··· RECORDED INFORMATION ···
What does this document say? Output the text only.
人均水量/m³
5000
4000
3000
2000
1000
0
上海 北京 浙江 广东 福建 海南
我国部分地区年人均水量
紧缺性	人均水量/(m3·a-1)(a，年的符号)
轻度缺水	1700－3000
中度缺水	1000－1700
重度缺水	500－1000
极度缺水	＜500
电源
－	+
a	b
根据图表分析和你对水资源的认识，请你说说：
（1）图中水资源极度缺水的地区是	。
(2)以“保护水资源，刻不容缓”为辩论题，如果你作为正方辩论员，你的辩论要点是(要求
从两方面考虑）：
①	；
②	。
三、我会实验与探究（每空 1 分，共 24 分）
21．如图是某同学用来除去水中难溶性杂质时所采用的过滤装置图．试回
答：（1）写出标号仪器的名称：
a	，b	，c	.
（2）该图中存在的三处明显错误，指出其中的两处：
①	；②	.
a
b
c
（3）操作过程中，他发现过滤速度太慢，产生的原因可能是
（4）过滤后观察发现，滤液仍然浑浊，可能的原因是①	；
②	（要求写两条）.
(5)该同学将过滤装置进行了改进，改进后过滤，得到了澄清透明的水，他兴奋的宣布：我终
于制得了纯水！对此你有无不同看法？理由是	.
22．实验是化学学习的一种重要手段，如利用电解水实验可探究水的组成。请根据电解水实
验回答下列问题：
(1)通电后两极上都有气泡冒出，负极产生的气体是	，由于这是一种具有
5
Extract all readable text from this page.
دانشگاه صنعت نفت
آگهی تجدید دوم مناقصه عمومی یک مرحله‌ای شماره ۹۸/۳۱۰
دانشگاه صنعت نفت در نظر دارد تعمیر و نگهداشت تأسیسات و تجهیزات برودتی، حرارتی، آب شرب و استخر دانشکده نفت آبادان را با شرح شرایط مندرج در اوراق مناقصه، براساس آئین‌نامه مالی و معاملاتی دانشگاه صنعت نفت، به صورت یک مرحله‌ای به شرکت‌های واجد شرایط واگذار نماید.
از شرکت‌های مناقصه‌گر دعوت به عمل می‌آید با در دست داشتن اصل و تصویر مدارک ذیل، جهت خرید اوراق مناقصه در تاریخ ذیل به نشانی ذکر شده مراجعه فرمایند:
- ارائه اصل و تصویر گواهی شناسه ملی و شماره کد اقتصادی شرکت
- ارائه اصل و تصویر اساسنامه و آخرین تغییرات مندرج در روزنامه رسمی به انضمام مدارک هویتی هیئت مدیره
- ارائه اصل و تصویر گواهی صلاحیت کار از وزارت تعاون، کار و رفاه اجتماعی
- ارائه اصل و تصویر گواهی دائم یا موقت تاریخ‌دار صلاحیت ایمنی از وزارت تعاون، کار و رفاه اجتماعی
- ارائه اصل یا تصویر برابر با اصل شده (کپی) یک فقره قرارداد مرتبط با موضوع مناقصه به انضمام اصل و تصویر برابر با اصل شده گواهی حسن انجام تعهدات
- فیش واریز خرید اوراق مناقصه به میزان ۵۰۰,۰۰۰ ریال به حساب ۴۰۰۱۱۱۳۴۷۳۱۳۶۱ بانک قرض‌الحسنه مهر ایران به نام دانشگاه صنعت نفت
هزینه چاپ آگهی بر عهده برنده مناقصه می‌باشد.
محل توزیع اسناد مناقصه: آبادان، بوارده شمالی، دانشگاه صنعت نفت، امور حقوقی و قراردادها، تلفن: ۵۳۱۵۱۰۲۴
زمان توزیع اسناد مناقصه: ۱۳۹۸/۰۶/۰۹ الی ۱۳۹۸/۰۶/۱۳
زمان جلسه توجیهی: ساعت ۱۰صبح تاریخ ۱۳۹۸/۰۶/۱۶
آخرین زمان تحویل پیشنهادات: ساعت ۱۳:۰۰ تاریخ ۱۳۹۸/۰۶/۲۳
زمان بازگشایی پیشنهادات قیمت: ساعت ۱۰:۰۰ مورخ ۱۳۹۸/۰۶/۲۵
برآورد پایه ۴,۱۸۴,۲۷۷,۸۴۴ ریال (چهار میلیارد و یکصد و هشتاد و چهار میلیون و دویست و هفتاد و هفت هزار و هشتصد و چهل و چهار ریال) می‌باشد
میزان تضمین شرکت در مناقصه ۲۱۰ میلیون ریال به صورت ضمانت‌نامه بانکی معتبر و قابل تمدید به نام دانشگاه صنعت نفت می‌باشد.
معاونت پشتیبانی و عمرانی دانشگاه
···
> SET EXERCISE: Write out every line of the material again, exactly as it reads.

> WRITTEN RESPONSE:
What does this document say? Output the text only.
人均水量/m³
5000
4000
3000
2000
1000
0
上海 北京 浙江 广东 福建 海南
我国部分地区年人均水量
紧缺性	人均水量/(m3·a-1)(a，年的符号)
轻度缺水	1700－3000
中度缺水	1000－1700
重度缺水	500－1000
极度缺水	＜500
电源
－	+
a	b
根据图表分析和你对水资源的认识，请你说说：
（1）图中水资源极度缺水的地区是	。
(2)以“保护水资源，刻不容缓”为辩论题，如果你作为正方辩论员，你的辩论要点是(要求
从两方面考虑）：
①	；
②	。
三、我会实验与探究（每空 1 分，共 24 分）
21．如图是某同学用来除去水中难溶性杂质时所采用的过滤装置图．试回
答：（1）写出标号仪器的名称：
a	，b	，c	.
（2）该图中存在的三处明显错误，指出其中的两处：
①	；②	.
a
b
c
（3）操作过程中，他发现过滤速度太慢，产生的原因可能是
（4）过滤后观察发现，滤液仍然浑浊，可能的原因是①	；
②	（要求写两条）.
(5)该同学将过滤装置进行了改进，改进后过滤，得到了澄清透明的水，他兴奋的宣布：我终
于制得了纯水！对此你有无不同看法？理由是	.
22．实验是化学学习的一种重要手段，如利用电解水实验可探究水的组成。请根据电解水实
验回答下列问题：
(1)通电后两极上都有气泡冒出，负极产生的气体是	，由于这是一种具有
5
Extract all readable text from this page.
دانشگاه صنعت نفت
آگهی تجدید دوم مناقصه عمومی یک مرحله‌ای شماره ۹۸/۳۱۰
دانشگاه صنعت نفت در نظر دارد تعمیر و نگهداشت تأسیسات و تجهیزات برودتی، حرارتی، آب شرب و استخر دانشکده نفت آبادان را با شرح شرایط مندرج در اوراق مناقصه، براساس آئین‌نامه مالی و معاملاتی دانشگاه صنعت نفت، به صورت یک مرحله‌ای به شرکت‌های واجد شرایط واگذار نماید.
از شرکت‌های مناقصه‌گر دعوت به عمل می‌آید با در دست داشتن اصل و تصویر مدارک ذیل، جهت خرید اوراق مناقصه در تاریخ ذیل به نشانی ذکر شده مراجعه فرمایند:
- ارائه اصل و تصویر گواهی شناسه ملی و شماره کد اقتصادی شرکت
- ارائه اصل و تصویر اساسنامه و آخرین تغییرات مندرج در روزنامه رسمی به انضمام مدارک هویتی هیئت مدیره
- ارائه اصل و تصویر گواهی صلاحیت کار از وزارت تعاون، کار و رفاه اجتماعی
- ارائه اصل و تصویر گواهی دائم یا موقت تاریخ‌دار صلاحیت ایمنی از وزارت تعاون، کار و رفاه اجتماعی
- ارائه اصل یا تصویر برابر با اصل شده (کپی) یک فقره قرارداد مرتبط با موضوع مناقصه به انضمام اصل و تصویر برابر با اصل شده گواهی حسن انجام تعهدات
- فیش واریز خرید اوراق مناقصه به میزان ۵۰۰,۰۰۰ ریال به حساب ۴۰۰۱۱۱۳۴۷۳۱۳۶۱ بانک قرض‌الحسنه مهر ایران به نام دانشگاه صنعت نفت
هزینه چاپ آگهی بر عهده برنده مناقصه می‌باشد.
محل توزیع اسناد مناقصه: آبادان، بوارده شمالی، دانشگاه صنعت نفت، امور حقوقی و قراردادها، تلفن: ۵۳۱۵۱۰۲۴
زمان توزیع اسناد مناقصه: ۱۳۹۸/۰۶/۰۹ الی ۱۳۹۸/۰۶/۱۳
زمان جلسه توجیهی: ساعت ۱۰صبح تاریخ ۱۳۹۸/۰۶/۱۶
آخرین زمان تحویل پیشنهادات: ساعت ۱۳:۰۰ تاریخ ۱۳۹۸/۰۶/۲۳
زمان بازگشایی پیشنهادات قیمت: ساعت ۱۰:۰۰ مورخ ۱۳۹۸/۰۶/۲۵
برآورد پایه ۴,۱۸۴,۲۷۷,۸۴۴ ریال (چهار میلیارد و یکصد و هشتاد و چهار میلیون و دویست و هفتاد و هفت هزار و هشتصد و چهل و چهار ریال) می‌باشد
میزان تضمین شرکت در مناقصه ۲۱۰ میلیون ریال به صورت ضمانت‌نامه بانکی معتبر و قابل تمدید به نام دانشگاه صنعت نفت می‌باشد.
معاونت پشتیبانی و عمرانی دانشگاه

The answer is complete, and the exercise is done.